Records that describe figures:
=-=-=

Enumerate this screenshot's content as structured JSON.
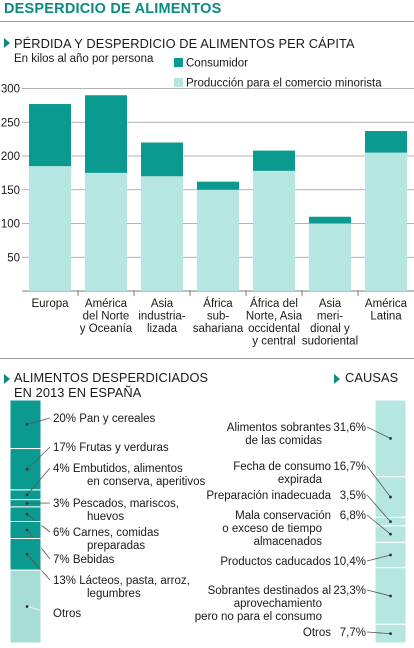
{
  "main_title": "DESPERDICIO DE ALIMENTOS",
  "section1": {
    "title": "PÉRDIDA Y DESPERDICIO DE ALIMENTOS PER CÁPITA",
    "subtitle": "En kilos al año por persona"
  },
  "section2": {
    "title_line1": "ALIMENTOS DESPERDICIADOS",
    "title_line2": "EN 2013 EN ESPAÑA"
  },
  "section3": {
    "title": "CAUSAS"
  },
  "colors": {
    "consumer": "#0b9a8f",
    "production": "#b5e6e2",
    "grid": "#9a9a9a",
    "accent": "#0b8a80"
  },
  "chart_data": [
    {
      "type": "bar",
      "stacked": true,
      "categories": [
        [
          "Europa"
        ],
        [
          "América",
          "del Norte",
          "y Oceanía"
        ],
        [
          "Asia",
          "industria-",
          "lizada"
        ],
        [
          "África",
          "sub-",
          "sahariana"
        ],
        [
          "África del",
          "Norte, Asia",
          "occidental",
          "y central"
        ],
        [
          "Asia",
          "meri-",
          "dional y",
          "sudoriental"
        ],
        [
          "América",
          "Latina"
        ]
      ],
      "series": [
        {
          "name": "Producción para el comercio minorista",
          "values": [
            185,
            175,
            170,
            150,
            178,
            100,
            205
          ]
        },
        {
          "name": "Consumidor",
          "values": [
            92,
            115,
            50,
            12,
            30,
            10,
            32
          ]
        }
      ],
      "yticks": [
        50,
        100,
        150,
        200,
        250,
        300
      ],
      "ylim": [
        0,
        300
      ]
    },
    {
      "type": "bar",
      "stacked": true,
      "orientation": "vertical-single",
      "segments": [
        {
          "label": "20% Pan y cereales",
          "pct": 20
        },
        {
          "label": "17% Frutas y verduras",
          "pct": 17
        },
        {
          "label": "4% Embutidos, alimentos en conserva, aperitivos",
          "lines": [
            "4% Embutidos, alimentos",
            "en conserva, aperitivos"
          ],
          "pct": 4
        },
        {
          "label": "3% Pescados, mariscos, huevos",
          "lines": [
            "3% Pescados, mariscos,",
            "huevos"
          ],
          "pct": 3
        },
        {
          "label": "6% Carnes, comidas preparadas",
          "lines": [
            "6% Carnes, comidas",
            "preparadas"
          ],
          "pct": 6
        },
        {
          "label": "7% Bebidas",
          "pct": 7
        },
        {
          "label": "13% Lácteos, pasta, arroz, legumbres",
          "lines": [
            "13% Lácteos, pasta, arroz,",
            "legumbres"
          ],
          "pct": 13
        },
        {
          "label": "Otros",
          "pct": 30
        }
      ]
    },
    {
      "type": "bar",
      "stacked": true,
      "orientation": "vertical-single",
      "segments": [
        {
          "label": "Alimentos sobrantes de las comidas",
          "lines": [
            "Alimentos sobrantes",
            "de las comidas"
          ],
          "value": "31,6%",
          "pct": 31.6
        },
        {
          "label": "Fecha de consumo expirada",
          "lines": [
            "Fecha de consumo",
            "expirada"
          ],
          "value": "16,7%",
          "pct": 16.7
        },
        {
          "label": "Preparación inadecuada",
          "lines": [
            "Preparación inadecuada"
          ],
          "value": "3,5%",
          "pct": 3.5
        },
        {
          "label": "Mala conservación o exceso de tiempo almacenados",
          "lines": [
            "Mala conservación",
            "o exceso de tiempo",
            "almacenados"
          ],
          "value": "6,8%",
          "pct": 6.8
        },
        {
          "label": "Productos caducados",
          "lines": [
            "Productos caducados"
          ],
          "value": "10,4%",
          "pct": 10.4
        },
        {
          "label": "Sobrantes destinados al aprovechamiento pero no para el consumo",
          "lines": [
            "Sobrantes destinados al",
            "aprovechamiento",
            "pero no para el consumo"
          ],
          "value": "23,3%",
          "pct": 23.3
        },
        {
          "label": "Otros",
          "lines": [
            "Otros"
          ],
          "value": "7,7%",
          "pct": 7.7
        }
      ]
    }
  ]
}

=-=-=

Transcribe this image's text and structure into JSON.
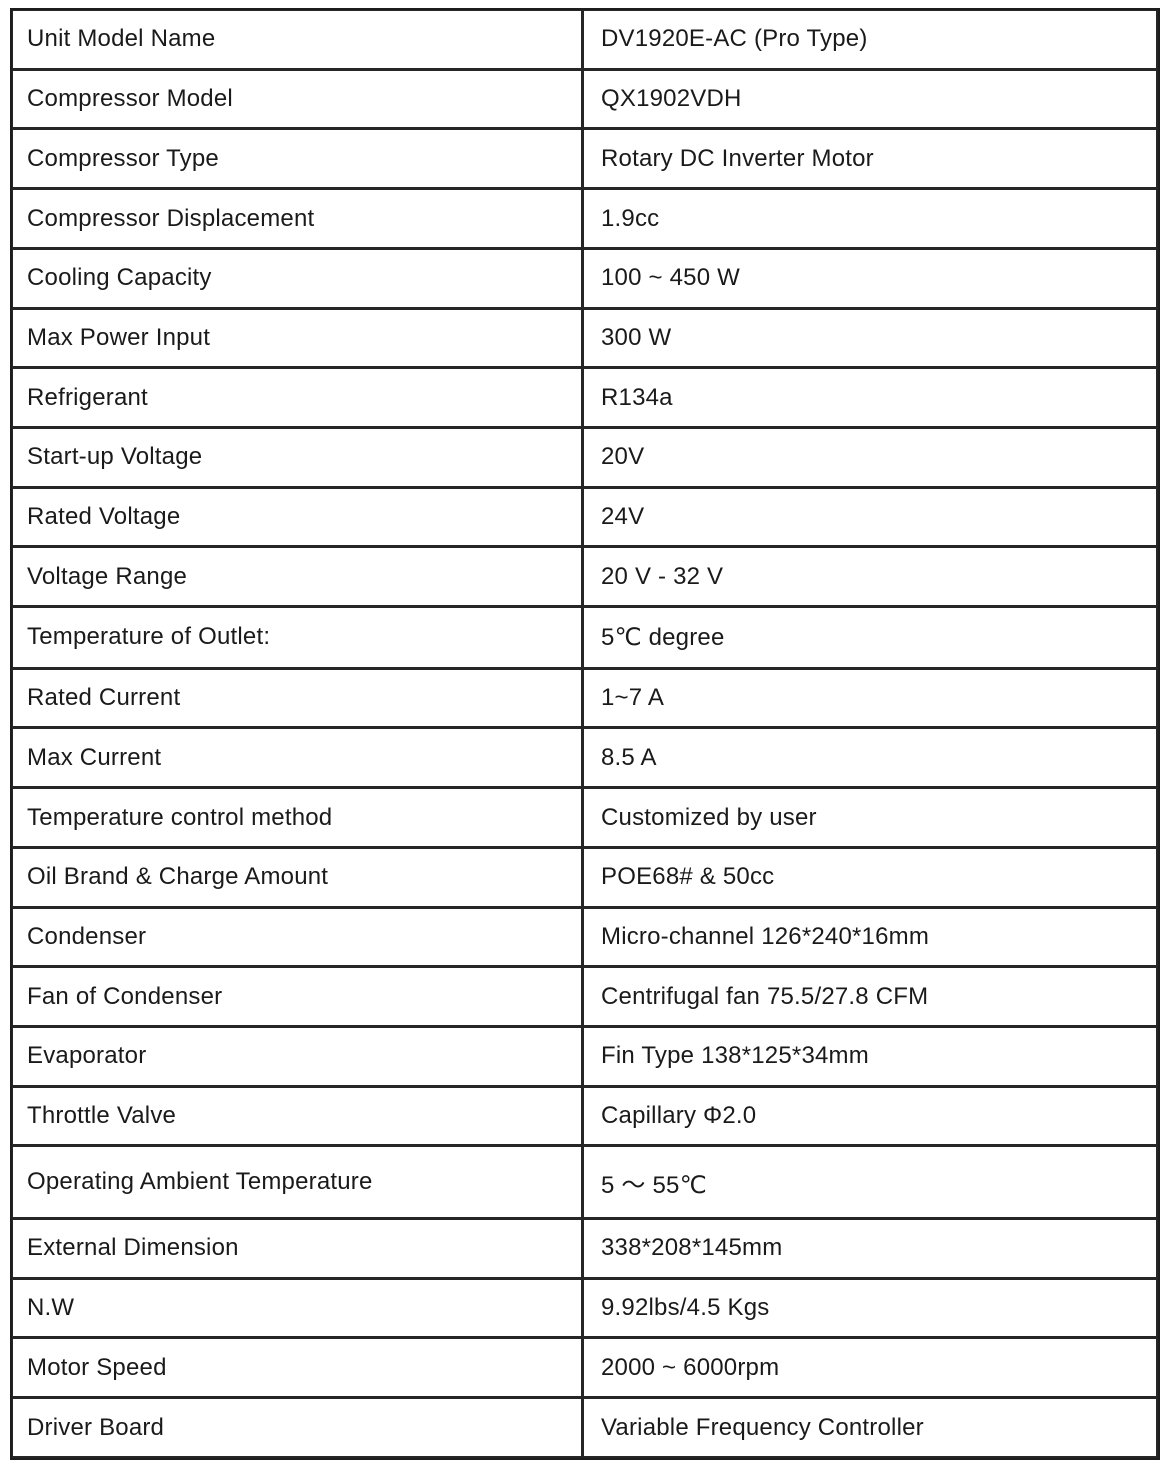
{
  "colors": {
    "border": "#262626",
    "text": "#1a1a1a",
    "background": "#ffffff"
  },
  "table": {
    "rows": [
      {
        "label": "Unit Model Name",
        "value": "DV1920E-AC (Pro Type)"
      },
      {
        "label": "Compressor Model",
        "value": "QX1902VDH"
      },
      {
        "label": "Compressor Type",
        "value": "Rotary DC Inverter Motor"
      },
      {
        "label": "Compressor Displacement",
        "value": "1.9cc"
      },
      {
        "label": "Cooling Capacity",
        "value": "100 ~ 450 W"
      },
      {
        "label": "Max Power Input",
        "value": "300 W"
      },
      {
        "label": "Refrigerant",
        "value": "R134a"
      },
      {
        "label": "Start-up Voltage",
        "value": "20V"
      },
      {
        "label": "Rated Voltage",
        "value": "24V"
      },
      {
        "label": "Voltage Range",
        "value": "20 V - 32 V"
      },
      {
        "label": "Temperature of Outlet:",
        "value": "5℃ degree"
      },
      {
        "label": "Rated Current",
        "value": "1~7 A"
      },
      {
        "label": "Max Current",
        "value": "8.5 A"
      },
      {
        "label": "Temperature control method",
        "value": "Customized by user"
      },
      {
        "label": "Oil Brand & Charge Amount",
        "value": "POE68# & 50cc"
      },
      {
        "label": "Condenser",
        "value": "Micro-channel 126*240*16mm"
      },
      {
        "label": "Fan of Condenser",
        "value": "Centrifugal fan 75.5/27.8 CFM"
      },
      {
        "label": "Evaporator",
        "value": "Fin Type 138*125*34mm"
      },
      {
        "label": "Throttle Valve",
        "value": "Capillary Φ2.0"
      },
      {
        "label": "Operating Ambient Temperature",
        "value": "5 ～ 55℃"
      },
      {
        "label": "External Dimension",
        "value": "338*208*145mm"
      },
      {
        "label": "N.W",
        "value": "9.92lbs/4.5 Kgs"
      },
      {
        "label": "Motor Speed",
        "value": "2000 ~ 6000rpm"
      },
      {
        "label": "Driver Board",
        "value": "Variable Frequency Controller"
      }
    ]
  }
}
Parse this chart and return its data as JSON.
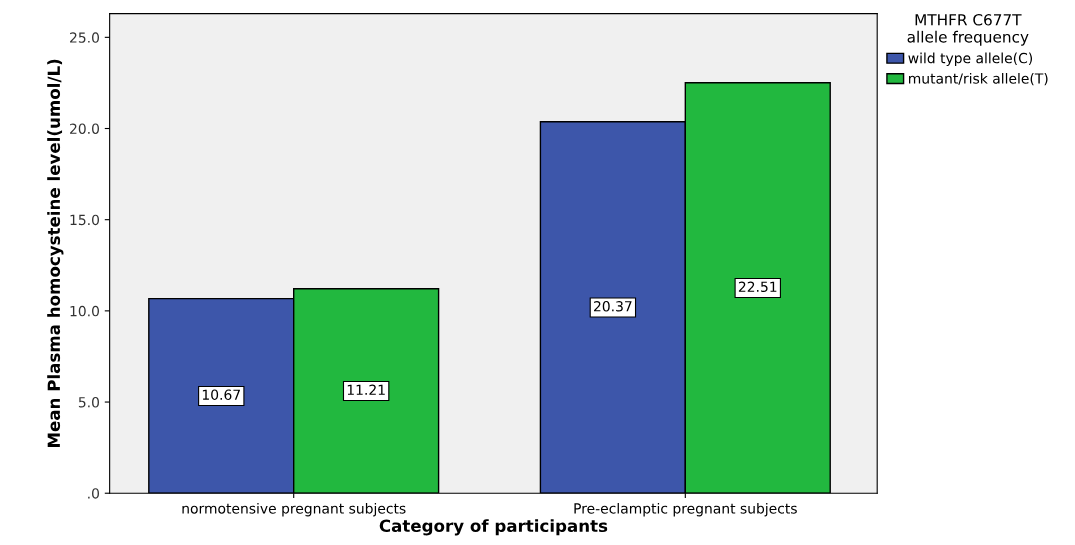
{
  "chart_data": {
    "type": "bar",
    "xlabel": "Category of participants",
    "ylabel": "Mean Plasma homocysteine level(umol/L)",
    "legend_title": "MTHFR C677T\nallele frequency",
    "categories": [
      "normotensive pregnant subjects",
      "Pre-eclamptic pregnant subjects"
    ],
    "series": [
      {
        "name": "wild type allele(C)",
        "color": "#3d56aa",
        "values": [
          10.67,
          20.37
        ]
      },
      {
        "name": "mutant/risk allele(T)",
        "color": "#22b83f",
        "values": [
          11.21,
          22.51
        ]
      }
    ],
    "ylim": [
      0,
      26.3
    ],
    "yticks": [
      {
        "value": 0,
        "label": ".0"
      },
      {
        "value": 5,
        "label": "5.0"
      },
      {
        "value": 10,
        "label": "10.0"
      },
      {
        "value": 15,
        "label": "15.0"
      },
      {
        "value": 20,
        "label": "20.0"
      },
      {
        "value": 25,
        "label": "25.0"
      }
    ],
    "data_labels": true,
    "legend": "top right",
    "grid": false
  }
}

=-=-=

=== TASK TO COMPLETE ===
Search the data for "Carnes". Copy every line that has it.

=== FULL ANSWER ===
          "label": "6% Carnes, comidas preparadas",
            "6% Carnes, comidas",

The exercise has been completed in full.